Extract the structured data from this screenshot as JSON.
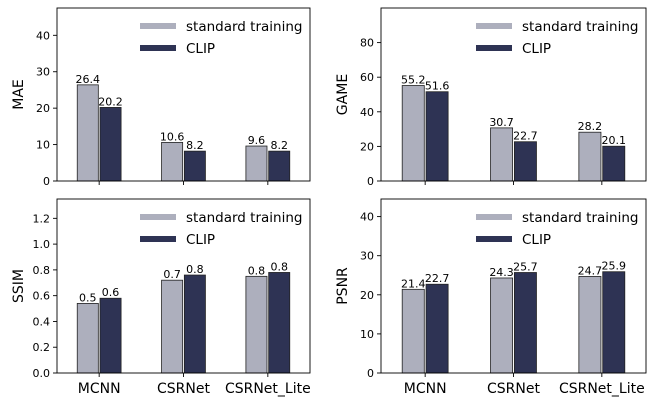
{
  "colors": {
    "standard": "#adafbd",
    "clip": "#2e3354",
    "edge": "#222222"
  },
  "chart_data": [
    {
      "type": "bar",
      "categories": [
        "MCNN",
        "CSRNet",
        "CSRNet_Lite"
      ],
      "series": [
        {
          "name": "standard training",
          "values": [
            26.4,
            10.6,
            9.6
          ],
          "labels": [
            "26.4",
            "10.6",
            "9.6"
          ]
        },
        {
          "name": "CLIP",
          "values": [
            20.2,
            8.2,
            8.2
          ],
          "labels": [
            "20.2",
            "8.2",
            "8.2"
          ]
        }
      ],
      "ylabel": "MAE",
      "ylim": [
        0,
        47.5
      ],
      "yticks": [
        0,
        10,
        20,
        30,
        40
      ],
      "ytick_labels": [
        "0",
        "10",
        "20",
        "30",
        "40"
      ],
      "show_xticklabels": false,
      "legend": "top-right",
      "grid": false
    },
    {
      "type": "bar",
      "categories": [
        "MCNN",
        "CSRNet",
        "CSRNet_Lite"
      ],
      "series": [
        {
          "name": "standard training",
          "values": [
            55.2,
            30.7,
            28.2
          ],
          "labels": [
            "55.2",
            "30.7",
            "28.2"
          ]
        },
        {
          "name": "CLIP",
          "values": [
            51.6,
            22.7,
            20.1
          ],
          "labels": [
            "51.6",
            "22.7",
            "20.1"
          ]
        }
      ],
      "ylabel": "GAME",
      "ylim": [
        0,
        100
      ],
      "yticks": [
        0,
        20,
        40,
        60,
        80
      ],
      "ytick_labels": [
        "0",
        "20",
        "40",
        "60",
        "80"
      ],
      "show_xticklabels": false,
      "legend": "top-right",
      "grid": false
    },
    {
      "type": "bar",
      "categories": [
        "MCNN",
        "CSRNet",
        "CSRNet_Lite"
      ],
      "series": [
        {
          "name": "standard training",
          "values": [
            0.54,
            0.72,
            0.75
          ],
          "labels": [
            "0.5",
            "0.7",
            "0.8"
          ]
        },
        {
          "name": "CLIP",
          "values": [
            0.58,
            0.76,
            0.78
          ],
          "labels": [
            "0.6",
            "0.8",
            "0.8"
          ]
        }
      ],
      "ylabel": "SSIM",
      "ylim": [
        0,
        1.35
      ],
      "yticks": [
        0,
        0.2,
        0.4,
        0.6,
        0.8,
        1.0,
        1.2
      ],
      "ytick_labels": [
        "0.0",
        "0.2",
        "0.4",
        "0.6",
        "0.8",
        "1.0",
        "1.2"
      ],
      "show_xticklabels": true,
      "legend": "top-right",
      "grid": false
    },
    {
      "type": "bar",
      "categories": [
        "MCNN",
        "CSRNet",
        "CSRNet_Lite"
      ],
      "series": [
        {
          "name": "standard training",
          "values": [
            21.4,
            24.3,
            24.7
          ],
          "labels": [
            "21.4",
            "24.3",
            "24.7"
          ]
        },
        {
          "name": "CLIP",
          "values": [
            22.7,
            25.7,
            25.9
          ],
          "labels": [
            "22.7",
            "25.7",
            "25.9"
          ]
        }
      ],
      "ylabel": "PSNR",
      "ylim": [
        0,
        44.5
      ],
      "yticks": [
        0,
        10,
        20,
        30,
        40
      ],
      "ytick_labels": [
        "0",
        "10",
        "20",
        "30",
        "40"
      ],
      "show_xticklabels": true,
      "legend": "top-right",
      "grid": false
    }
  ]
}
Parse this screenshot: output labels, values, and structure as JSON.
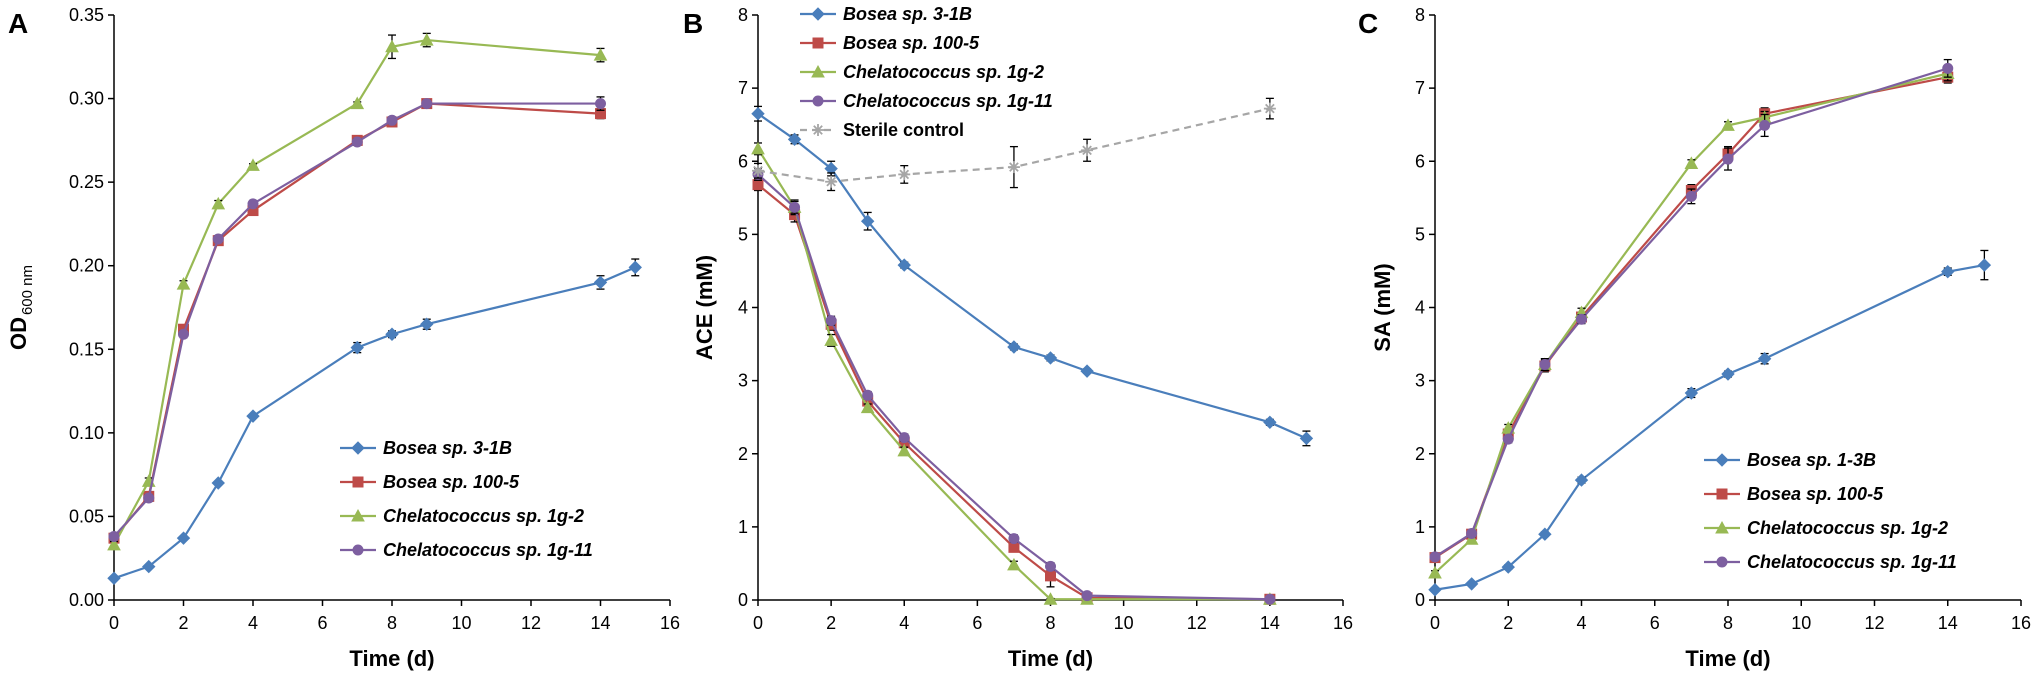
{
  "chart_data": [
    {
      "type": "line",
      "panel_label": "A",
      "ylabel_main": "OD",
      "ylabel_sub": "600 nm",
      "xlabel": "Time (d)",
      "xlim": [
        0,
        16
      ],
      "ylim": [
        0,
        0.35
      ],
      "xticks": [
        "0",
        "2",
        "4",
        "6",
        "8",
        "10",
        "12",
        "14",
        "16"
      ],
      "yticks": [
        "0.00",
        "0.05",
        "0.10",
        "0.15",
        "0.20",
        "0.25",
        "0.30",
        "0.35"
      ],
      "legend_position": "bottom-right",
      "series": [
        {
          "name": "Bosea sp. 3-1B",
          "color": "#4a7ebb",
          "marker": "diamond",
          "dashed": false,
          "x": [
            0,
            1,
            2,
            3,
            4,
            7,
            8,
            9,
            14,
            15
          ],
          "y": [
            0.013,
            0.02,
            0.037,
            0.07,
            0.11,
            0.151,
            0.159,
            0.165,
            0.19,
            0.199
          ],
          "err": [
            0.001,
            0.001,
            0.001,
            0.001,
            0.001,
            0.003,
            0.002,
            0.003,
            0.004,
            0.005
          ]
        },
        {
          "name": "Bosea sp. 100-5",
          "color": "#be4b48",
          "marker": "square",
          "dashed": false,
          "x": [
            0,
            1,
            2,
            3,
            4,
            7,
            8,
            9,
            14
          ],
          "y": [
            0.037,
            0.062,
            0.162,
            0.215,
            0.233,
            0.275,
            0.286,
            0.297,
            0.291
          ],
          "err": [
            0.002,
            0.002,
            0.002,
            0.002,
            0.002,
            0.002,
            0.002,
            0.002,
            0.003
          ]
        },
        {
          "name": "Chelatococcus sp. 1g-2",
          "color": "#98b954",
          "marker": "triangle",
          "dashed": false,
          "x": [
            0,
            1,
            2,
            3,
            4,
            7,
            8,
            9,
            14
          ],
          "y": [
            0.033,
            0.071,
            0.189,
            0.237,
            0.26,
            0.297,
            0.331,
            0.335,
            0.326
          ],
          "err": [
            0.002,
            0.002,
            0.002,
            0.002,
            0.001,
            0.001,
            0.007,
            0.004,
            0.004
          ]
        },
        {
          "name": "Chelatococcus sp. 1g-11",
          "color": "#7d5fa0",
          "marker": "circle",
          "dashed": false,
          "x": [
            0,
            1,
            2,
            3,
            4,
            7,
            8,
            9,
            14
          ],
          "y": [
            0.038,
            0.061,
            0.159,
            0.216,
            0.237,
            0.274,
            0.287,
            0.297,
            0.297
          ],
          "err": [
            0.002,
            0.002,
            0.002,
            0.002,
            0.002,
            0.002,
            0.002,
            0.002,
            0.004
          ]
        }
      ]
    },
    {
      "type": "line",
      "panel_label": "B",
      "ylabel_main": "ACE (mM)",
      "ylabel_sub": "",
      "xlabel": "Time (d)",
      "xlim": [
        0,
        16
      ],
      "ylim": [
        0,
        8
      ],
      "xticks": [
        "0",
        "2",
        "4",
        "6",
        "8",
        "10",
        "12",
        "14",
        "16"
      ],
      "yticks": [
        "0",
        "1",
        "2",
        "3",
        "4",
        "5",
        "6",
        "7",
        "8"
      ],
      "legend_position": "top",
      "series": [
        {
          "name": "Bosea sp. 3-1B",
          "color": "#4a7ebb",
          "marker": "diamond",
          "dashed": false,
          "x": [
            0,
            1,
            2,
            3,
            4,
            7,
            8,
            9,
            14,
            15
          ],
          "y": [
            6.65,
            6.3,
            5.9,
            5.18,
            4.58,
            3.46,
            3.31,
            3.13,
            2.43,
            2.21
          ],
          "err": [
            0.1,
            0.06,
            0.1,
            0.12,
            0.04,
            0.04,
            0.04,
            0.03,
            0.04,
            0.1
          ]
        },
        {
          "name": "Bosea sp. 100-5",
          "color": "#be4b48",
          "marker": "square",
          "dashed": false,
          "x": [
            0,
            1,
            2,
            3,
            4,
            7,
            8,
            9,
            14
          ],
          "y": [
            5.68,
            5.27,
            3.77,
            2.72,
            2.15,
            0.72,
            0.33,
            0.03,
            0.01
          ],
          "err": [
            0.08,
            0.1,
            0.08,
            0.06,
            0.05,
            0.06,
            0.15,
            0.02,
            0.01
          ]
        },
        {
          "name": "Chelatococcus sp. 1g-2",
          "color": "#98b954",
          "marker": "triangle",
          "dashed": false,
          "x": [
            0,
            1,
            2,
            3,
            4,
            7,
            8,
            9,
            14
          ],
          "y": [
            6.17,
            5.37,
            3.55,
            2.63,
            2.04,
            0.48,
            0.01,
            0.01,
            0.01
          ],
          "err": [
            0.08,
            0.1,
            0.08,
            0.05,
            0.05,
            0.05,
            0.01,
            0.01,
            0.01
          ]
        },
        {
          "name": "Chelatococcus sp. 1g-11",
          "color": "#7d5fa0",
          "marker": "circle",
          "dashed": false,
          "x": [
            0,
            1,
            2,
            3,
            4,
            7,
            8,
            9,
            14
          ],
          "y": [
            5.82,
            5.37,
            3.82,
            2.8,
            2.22,
            0.84,
            0.46,
            0.06,
            0.01
          ],
          "err": [
            0.08,
            0.08,
            0.06,
            0.05,
            0.05,
            0.05,
            0.05,
            0.02,
            0.01
          ]
        },
        {
          "name": "Sterile control",
          "color": "#a6a6a6",
          "marker": "asterisk",
          "dashed": true,
          "x": [
            0,
            2,
            4,
            7,
            9,
            14
          ],
          "y": [
            5.87,
            5.72,
            5.82,
            5.92,
            6.15,
            6.72
          ],
          "err": [
            0.1,
            0.12,
            0.12,
            0.28,
            0.15,
            0.14
          ]
        }
      ]
    },
    {
      "type": "line",
      "panel_label": "C",
      "ylabel_main": "SA (mM)",
      "ylabel_sub": "",
      "xlabel": "Time (d)",
      "xlim": [
        0,
        16
      ],
      "ylim": [
        0,
        8
      ],
      "xticks": [
        "0",
        "2",
        "4",
        "6",
        "8",
        "10",
        "12",
        "14",
        "16"
      ],
      "yticks": [
        "0",
        "1",
        "2",
        "3",
        "4",
        "5",
        "6",
        "7",
        "8"
      ],
      "legend_position": "bottom-right",
      "series": [
        {
          "name": "Bosea sp. 1-3B",
          "color": "#4a7ebb",
          "marker": "diamond",
          "dashed": false,
          "x": [
            0,
            1,
            2,
            3,
            4,
            7,
            8,
            9,
            14,
            15
          ],
          "y": [
            0.14,
            0.22,
            0.45,
            0.9,
            1.64,
            2.83,
            3.09,
            3.3,
            4.49,
            4.58
          ],
          "err": [
            0.02,
            0.02,
            0.03,
            0.03,
            0.04,
            0.06,
            0.04,
            0.07,
            0.05,
            0.2
          ]
        },
        {
          "name": "Bosea sp. 100-5",
          "color": "#be4b48",
          "marker": "square",
          "dashed": false,
          "x": [
            0,
            1,
            2,
            3,
            4,
            7,
            8,
            9,
            14
          ],
          "y": [
            0.58,
            0.9,
            2.27,
            3.2,
            3.87,
            5.6,
            6.1,
            6.65,
            7.15
          ],
          "err": [
            0.03,
            0.03,
            0.05,
            0.08,
            0.06,
            0.08,
            0.1,
            0.08,
            0.08
          ]
        },
        {
          "name": "Chelatococcus sp. 1g-2",
          "color": "#98b954",
          "marker": "triangle",
          "dashed": false,
          "x": [
            0,
            1,
            2,
            3,
            4,
            7,
            8,
            9,
            14
          ],
          "y": [
            0.37,
            0.83,
            2.35,
            3.22,
            3.93,
            5.97,
            6.49,
            6.6,
            7.2
          ],
          "err": [
            0.03,
            0.03,
            0.05,
            0.08,
            0.06,
            0.05,
            0.05,
            0.08,
            0.1
          ]
        },
        {
          "name": "Chelatococcus sp. 1g-11",
          "color": "#7d5fa0",
          "marker": "circle",
          "dashed": false,
          "x": [
            0,
            1,
            2,
            3,
            4,
            7,
            8,
            9,
            14
          ],
          "y": [
            0.59,
            0.91,
            2.2,
            3.22,
            3.84,
            5.52,
            6.03,
            6.49,
            7.27
          ],
          "err": [
            0.03,
            0.03,
            0.05,
            0.08,
            0.06,
            0.1,
            0.15,
            0.15,
            0.12
          ]
        }
      ]
    }
  ]
}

#####

> [What to work on]
In the entries above, identify every line with the string "screenshot".

> [Solution to this exercise]
Extract the structured data from this screenshot as JSON.
Parse this screenshot: output labels, values, and structure as JSON.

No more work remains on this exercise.